WORK TO COMPLETE ▸ Write the count of lines that contain the word "以投标人违规行为处理" and nothing else.

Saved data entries
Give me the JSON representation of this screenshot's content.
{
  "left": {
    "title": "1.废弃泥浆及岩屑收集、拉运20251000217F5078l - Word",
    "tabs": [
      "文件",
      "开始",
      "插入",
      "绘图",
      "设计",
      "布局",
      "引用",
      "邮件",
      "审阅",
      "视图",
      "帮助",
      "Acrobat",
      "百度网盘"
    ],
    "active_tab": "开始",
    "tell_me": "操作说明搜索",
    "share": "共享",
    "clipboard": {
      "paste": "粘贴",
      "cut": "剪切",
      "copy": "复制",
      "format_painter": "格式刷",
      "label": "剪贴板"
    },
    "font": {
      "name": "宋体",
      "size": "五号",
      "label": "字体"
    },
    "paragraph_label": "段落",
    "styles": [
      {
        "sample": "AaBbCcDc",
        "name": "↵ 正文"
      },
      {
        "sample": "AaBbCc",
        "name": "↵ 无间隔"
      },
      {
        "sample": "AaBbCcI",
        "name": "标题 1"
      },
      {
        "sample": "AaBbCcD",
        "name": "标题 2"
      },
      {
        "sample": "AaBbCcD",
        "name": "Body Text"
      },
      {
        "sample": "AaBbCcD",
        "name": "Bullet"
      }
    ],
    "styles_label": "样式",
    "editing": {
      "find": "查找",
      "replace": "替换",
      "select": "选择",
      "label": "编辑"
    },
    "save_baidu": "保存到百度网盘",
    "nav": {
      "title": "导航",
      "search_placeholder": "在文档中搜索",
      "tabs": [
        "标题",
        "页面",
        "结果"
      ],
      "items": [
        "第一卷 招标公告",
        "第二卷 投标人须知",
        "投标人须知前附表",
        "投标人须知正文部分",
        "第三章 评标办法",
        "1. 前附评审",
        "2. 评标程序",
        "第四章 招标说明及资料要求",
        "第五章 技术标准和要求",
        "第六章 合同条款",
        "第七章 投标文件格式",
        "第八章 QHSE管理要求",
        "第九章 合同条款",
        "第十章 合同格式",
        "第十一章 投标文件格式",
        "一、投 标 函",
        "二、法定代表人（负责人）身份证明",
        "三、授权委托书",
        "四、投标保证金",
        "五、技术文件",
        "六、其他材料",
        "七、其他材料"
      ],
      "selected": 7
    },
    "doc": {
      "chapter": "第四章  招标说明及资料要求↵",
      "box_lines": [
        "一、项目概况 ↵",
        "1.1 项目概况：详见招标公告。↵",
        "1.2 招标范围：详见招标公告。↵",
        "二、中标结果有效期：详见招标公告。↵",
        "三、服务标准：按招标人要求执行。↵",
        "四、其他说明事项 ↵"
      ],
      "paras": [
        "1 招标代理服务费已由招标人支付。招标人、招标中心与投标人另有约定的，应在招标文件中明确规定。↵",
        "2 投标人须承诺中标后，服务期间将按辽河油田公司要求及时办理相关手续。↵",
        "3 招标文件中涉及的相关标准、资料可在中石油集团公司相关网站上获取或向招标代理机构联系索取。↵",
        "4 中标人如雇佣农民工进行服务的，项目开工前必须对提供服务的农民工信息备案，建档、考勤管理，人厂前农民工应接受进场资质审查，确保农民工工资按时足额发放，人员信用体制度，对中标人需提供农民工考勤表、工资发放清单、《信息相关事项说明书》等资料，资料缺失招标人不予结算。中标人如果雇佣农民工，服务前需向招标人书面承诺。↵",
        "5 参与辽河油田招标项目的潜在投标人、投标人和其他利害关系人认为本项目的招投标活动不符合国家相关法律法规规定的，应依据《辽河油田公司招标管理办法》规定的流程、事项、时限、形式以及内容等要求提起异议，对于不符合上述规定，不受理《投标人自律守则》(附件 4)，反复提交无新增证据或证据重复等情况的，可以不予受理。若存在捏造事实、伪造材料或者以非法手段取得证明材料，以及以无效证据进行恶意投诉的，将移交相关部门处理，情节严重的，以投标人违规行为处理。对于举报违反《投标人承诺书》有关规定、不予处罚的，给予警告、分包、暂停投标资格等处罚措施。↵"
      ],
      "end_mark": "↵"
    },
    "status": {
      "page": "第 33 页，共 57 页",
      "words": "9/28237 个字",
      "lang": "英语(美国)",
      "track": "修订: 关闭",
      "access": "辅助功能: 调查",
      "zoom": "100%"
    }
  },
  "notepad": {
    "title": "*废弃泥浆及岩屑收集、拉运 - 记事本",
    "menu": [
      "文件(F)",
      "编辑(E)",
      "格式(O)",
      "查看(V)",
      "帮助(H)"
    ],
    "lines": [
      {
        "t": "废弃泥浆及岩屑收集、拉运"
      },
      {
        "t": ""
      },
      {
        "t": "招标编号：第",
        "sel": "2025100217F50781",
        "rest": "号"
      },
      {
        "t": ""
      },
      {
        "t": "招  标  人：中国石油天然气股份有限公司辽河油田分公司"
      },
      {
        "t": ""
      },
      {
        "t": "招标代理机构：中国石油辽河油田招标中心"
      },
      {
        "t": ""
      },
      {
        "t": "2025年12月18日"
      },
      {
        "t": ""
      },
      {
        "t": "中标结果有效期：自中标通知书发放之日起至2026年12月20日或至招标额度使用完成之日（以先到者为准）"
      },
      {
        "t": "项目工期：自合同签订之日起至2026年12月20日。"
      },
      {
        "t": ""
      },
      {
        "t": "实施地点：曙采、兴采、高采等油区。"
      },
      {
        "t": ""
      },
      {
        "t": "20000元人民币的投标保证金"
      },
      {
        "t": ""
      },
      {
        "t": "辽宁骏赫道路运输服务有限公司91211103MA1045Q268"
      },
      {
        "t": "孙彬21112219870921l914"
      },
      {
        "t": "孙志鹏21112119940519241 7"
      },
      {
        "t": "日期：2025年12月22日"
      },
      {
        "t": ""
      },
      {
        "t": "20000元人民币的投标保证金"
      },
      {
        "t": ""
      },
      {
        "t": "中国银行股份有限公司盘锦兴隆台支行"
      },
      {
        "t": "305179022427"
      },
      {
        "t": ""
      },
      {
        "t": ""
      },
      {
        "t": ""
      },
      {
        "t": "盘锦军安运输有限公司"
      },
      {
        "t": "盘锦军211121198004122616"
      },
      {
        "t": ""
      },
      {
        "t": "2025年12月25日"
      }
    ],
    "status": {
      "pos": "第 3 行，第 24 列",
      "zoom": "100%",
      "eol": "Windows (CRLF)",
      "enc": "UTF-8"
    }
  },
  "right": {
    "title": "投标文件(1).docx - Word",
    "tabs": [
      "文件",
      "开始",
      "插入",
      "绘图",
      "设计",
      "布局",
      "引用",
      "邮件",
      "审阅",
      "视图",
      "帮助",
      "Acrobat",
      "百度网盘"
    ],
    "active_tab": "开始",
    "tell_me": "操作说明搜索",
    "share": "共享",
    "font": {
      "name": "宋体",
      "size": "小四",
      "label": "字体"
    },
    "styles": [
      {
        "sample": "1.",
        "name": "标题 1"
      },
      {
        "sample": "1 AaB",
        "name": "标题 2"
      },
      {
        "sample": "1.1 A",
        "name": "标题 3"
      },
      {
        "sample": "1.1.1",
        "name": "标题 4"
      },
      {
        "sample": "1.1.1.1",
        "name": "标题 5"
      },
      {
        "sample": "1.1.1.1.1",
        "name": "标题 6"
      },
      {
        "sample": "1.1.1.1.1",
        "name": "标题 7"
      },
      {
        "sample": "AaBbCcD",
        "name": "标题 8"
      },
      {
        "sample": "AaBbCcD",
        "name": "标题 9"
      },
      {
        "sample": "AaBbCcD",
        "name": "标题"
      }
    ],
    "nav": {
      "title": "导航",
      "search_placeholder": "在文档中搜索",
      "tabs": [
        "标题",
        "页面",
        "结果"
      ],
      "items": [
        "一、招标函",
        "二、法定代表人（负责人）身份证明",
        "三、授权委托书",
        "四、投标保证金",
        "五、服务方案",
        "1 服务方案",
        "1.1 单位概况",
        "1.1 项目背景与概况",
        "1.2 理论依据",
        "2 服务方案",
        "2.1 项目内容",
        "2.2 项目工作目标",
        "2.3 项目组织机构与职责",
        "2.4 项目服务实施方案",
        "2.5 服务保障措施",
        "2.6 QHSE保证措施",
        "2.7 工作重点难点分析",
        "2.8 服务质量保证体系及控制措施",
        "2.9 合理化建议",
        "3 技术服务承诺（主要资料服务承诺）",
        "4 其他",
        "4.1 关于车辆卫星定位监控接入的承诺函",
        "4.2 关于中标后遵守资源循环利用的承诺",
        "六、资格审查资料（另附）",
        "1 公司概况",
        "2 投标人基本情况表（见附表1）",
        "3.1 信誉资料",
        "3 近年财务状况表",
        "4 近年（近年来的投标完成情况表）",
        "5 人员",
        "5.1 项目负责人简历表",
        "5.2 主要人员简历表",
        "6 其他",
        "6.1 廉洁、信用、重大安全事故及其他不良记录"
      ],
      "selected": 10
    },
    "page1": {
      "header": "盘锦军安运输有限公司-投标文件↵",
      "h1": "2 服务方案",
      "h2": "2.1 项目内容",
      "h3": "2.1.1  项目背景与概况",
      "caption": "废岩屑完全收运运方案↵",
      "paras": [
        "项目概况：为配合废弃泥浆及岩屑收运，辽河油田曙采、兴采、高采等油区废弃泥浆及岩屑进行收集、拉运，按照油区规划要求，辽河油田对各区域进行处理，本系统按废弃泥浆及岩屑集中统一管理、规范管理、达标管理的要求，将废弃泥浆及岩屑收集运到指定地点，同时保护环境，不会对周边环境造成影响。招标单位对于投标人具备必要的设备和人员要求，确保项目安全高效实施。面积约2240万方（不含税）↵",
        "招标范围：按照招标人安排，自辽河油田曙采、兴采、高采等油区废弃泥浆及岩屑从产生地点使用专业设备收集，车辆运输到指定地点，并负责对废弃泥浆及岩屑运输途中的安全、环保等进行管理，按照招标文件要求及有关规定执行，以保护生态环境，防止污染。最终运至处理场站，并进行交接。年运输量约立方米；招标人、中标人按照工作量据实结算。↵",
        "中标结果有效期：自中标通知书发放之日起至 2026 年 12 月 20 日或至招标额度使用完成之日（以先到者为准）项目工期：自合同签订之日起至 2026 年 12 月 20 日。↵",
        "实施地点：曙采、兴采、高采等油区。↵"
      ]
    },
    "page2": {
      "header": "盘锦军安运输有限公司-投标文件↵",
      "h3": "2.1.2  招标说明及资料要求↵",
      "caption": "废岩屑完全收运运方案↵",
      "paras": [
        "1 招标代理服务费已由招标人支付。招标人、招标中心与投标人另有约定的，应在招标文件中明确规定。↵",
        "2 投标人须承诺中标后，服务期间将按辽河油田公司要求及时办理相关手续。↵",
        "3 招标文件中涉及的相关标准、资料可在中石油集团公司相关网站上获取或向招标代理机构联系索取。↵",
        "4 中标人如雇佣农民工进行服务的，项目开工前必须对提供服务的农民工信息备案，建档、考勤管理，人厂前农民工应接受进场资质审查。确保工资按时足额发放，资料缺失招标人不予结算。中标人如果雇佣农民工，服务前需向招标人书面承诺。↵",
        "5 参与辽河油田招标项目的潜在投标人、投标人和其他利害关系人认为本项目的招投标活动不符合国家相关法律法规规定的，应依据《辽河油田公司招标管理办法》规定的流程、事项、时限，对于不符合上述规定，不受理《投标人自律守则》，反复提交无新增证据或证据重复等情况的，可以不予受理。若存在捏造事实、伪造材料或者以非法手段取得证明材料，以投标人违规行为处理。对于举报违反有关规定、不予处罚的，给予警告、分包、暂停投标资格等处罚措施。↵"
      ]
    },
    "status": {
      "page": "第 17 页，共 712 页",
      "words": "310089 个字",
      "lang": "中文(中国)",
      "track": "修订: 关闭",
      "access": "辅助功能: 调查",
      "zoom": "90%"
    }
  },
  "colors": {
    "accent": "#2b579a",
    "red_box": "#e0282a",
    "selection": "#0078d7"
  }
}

RESPONSE BELOW ▸ 2